Work to complete :: Could the lines from the one with "Extract all readable text from this page." through the end of the listing be restated exactly, with nothing else included?

start

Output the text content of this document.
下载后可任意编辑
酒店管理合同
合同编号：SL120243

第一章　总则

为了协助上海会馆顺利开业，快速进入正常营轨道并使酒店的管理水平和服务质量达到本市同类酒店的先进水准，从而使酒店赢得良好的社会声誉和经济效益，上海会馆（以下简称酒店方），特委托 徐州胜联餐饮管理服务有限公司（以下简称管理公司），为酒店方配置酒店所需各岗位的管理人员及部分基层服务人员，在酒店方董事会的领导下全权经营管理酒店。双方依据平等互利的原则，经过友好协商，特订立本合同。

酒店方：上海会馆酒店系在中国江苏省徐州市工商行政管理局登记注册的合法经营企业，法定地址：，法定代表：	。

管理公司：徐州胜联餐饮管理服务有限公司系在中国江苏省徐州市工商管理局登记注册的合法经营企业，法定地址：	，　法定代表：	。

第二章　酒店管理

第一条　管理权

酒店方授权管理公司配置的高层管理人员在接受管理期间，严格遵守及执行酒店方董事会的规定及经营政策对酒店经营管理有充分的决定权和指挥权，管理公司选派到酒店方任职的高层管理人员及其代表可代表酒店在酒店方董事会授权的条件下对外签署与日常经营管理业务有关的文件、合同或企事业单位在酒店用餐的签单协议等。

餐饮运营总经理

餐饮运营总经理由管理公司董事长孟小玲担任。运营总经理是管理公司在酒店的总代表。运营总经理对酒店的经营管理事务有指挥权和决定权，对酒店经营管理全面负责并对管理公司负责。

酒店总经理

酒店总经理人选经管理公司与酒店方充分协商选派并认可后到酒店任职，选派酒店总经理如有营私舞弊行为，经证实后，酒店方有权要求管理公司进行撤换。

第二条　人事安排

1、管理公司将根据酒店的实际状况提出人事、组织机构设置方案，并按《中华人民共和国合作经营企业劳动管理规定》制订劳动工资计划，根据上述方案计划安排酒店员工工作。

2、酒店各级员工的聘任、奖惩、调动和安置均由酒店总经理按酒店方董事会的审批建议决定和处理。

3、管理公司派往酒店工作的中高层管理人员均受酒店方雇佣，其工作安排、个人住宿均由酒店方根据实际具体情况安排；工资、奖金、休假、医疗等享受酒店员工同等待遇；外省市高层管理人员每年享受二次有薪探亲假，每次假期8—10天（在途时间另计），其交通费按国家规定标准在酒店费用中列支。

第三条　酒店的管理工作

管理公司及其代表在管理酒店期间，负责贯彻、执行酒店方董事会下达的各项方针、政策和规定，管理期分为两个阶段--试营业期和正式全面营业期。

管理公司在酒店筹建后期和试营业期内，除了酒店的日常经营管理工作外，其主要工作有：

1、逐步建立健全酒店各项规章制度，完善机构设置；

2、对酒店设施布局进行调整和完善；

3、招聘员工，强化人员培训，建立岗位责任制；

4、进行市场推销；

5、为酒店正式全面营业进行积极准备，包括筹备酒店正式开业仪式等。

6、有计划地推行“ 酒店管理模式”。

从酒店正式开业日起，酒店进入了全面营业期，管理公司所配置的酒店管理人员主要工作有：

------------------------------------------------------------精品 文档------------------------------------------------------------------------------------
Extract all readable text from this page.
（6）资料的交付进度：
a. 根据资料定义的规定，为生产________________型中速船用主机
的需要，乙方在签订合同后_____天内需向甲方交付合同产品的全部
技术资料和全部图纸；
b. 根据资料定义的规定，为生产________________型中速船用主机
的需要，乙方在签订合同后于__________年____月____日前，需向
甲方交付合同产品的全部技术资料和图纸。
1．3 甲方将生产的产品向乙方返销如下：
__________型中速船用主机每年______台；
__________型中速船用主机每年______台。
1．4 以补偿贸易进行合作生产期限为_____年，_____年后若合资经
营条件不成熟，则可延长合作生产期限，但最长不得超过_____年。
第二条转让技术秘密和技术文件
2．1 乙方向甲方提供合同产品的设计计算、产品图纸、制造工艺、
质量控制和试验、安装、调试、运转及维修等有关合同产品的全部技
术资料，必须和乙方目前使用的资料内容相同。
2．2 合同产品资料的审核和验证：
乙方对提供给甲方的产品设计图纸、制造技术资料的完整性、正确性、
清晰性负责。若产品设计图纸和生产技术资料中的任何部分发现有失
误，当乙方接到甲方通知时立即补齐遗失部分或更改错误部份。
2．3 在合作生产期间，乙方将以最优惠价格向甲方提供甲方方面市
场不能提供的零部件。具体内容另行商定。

end

Written reply ::
Extract all readable text from this page.
（6）资料的交付进度：
a. 根据资料定义的规定，为生产________________型中速船用主机
的需要，乙方在签订合同后_____天内需向甲方交付合同产品的全部
技术资料和全部图纸；
b. 根据资料定义的规定，为生产________________型中速船用主机
的需要，乙方在签订合同后于__________年____月____日前，需向
甲方交付合同产品的全部技术资料和图纸。
1．3 甲方将生产的产品向乙方返销如下：
__________型中速船用主机每年______台；
__________型中速船用主机每年______台。
1．4 以补偿贸易进行合作生产期限为_____年，_____年后若合资经
营条件不成熟，则可延长合作生产期限，但最长不得超过_____年。
第二条转让技术秘密和技术文件
2．1 乙方向甲方提供合同产品的设计计算、产品图纸、制造工艺、
质量控制和试验、安装、调试、运转及维修等有关合同产品的全部技
术资料，必须和乙方目前使用的资料内容相同。
2．2 合同产品资料的审核和验证：
乙方对提供给甲方的产品设计图纸、制造技术资料的完整性、正确性、
清晰性负责。若产品设计图纸和生产技术资料中的任何部分发现有失
误，当乙方接到甲方通知时立即补齐遗失部分或更改错误部份。
2．3 在合作生产期间，乙方将以最优惠价格向甲方提供甲方方面市
场不能提供的零部件。具体内容另行商定。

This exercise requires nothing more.